__Exercise objective__:
Which lines below hold the word "Text"? Report each one.

## START Records

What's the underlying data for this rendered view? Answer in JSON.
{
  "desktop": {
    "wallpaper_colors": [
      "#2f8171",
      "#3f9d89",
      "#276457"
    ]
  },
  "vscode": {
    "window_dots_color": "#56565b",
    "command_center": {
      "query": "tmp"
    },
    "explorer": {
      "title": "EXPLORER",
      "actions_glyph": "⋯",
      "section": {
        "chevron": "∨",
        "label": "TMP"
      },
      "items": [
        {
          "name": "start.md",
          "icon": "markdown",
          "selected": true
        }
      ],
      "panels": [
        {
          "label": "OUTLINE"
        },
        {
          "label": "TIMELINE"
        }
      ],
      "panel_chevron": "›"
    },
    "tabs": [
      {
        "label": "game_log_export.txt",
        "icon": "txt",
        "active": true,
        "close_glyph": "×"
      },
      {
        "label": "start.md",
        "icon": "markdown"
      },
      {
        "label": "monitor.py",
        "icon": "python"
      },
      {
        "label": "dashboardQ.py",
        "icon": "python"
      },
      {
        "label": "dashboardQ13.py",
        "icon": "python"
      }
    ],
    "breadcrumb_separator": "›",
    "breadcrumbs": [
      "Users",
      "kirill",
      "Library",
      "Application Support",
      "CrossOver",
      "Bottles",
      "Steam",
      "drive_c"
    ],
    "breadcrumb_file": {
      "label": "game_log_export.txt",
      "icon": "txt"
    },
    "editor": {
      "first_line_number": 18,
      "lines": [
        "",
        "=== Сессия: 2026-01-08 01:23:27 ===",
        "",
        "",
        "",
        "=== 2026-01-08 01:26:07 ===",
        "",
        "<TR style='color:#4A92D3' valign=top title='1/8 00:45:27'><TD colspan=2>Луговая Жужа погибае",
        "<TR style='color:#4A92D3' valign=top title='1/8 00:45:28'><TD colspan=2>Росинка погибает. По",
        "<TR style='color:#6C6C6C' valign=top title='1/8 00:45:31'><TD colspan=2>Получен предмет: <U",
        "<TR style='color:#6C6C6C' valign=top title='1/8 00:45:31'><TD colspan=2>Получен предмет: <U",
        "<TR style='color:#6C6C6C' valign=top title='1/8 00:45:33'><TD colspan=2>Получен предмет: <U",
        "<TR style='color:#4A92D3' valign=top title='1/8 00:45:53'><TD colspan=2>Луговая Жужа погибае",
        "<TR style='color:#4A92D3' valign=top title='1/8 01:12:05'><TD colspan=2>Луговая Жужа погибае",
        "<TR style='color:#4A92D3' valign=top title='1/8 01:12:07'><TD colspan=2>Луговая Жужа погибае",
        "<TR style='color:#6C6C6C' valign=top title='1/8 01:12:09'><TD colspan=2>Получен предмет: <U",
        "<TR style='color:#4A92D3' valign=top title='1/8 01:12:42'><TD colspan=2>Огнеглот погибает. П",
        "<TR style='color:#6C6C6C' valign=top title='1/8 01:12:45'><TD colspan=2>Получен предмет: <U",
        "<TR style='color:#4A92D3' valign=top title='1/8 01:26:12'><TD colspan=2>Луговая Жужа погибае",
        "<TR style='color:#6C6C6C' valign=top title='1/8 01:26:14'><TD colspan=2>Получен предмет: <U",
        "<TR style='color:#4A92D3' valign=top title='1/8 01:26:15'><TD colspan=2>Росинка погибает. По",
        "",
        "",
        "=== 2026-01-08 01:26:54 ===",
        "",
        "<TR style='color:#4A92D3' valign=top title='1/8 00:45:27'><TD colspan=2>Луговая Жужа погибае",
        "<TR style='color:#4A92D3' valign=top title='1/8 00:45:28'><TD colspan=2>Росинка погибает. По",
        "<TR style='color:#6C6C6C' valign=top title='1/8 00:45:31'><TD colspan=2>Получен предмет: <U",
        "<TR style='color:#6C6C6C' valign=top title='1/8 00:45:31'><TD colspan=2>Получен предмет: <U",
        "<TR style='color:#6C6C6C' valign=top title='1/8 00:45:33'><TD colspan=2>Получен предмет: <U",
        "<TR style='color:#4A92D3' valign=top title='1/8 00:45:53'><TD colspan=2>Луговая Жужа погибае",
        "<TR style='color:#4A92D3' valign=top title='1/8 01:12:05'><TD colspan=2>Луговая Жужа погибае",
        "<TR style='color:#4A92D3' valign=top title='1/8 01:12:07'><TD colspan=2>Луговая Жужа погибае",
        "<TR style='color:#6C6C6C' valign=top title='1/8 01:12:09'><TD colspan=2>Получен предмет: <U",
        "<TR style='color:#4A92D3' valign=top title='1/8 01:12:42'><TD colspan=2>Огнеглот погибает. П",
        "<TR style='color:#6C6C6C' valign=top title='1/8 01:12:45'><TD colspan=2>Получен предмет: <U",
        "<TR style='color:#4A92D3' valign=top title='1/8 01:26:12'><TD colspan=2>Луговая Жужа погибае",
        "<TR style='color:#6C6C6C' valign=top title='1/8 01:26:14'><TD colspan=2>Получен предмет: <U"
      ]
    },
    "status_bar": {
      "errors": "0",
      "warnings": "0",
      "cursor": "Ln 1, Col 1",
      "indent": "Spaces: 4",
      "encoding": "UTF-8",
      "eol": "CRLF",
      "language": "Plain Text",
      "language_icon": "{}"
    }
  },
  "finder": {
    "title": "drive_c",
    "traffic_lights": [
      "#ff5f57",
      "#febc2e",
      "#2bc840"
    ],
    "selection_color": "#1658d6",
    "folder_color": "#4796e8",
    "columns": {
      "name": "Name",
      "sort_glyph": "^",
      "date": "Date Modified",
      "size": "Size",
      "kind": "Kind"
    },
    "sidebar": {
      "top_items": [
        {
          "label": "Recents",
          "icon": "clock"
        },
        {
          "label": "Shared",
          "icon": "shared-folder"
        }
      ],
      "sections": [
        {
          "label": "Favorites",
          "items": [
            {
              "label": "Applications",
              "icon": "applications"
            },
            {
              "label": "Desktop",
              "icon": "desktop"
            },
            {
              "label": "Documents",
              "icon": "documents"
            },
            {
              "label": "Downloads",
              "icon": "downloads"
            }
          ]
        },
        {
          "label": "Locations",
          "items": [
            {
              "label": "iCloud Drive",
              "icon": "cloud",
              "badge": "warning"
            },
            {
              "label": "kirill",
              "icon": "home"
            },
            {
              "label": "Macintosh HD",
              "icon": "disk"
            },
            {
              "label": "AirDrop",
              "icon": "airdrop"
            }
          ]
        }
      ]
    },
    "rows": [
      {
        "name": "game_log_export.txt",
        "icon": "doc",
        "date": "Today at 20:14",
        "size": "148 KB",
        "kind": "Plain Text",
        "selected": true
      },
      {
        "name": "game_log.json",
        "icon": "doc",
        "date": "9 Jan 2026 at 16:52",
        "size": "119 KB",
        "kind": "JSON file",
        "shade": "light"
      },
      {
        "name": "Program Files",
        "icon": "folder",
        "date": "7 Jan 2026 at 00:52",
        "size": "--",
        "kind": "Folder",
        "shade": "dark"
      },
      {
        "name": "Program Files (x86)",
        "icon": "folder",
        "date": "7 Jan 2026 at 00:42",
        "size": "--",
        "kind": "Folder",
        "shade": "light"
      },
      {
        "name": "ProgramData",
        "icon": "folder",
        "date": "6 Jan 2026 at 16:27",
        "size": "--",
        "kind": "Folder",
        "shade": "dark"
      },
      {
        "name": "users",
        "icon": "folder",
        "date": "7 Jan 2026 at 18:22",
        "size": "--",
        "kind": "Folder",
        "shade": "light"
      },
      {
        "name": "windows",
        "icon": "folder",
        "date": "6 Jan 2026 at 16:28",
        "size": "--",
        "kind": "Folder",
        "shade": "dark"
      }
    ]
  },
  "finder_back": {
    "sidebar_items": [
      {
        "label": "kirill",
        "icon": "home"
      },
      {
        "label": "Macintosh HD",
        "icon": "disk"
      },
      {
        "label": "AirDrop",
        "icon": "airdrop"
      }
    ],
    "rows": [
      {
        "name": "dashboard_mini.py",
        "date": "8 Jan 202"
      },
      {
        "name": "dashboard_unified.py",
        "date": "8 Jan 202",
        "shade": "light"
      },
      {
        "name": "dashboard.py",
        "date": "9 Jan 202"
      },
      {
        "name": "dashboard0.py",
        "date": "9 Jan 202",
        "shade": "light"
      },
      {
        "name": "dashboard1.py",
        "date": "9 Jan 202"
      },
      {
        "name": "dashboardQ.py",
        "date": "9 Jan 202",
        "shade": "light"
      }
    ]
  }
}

## END Records

__Written answer__:
      "language": "Plain Text",
        "kind": "Plain Text",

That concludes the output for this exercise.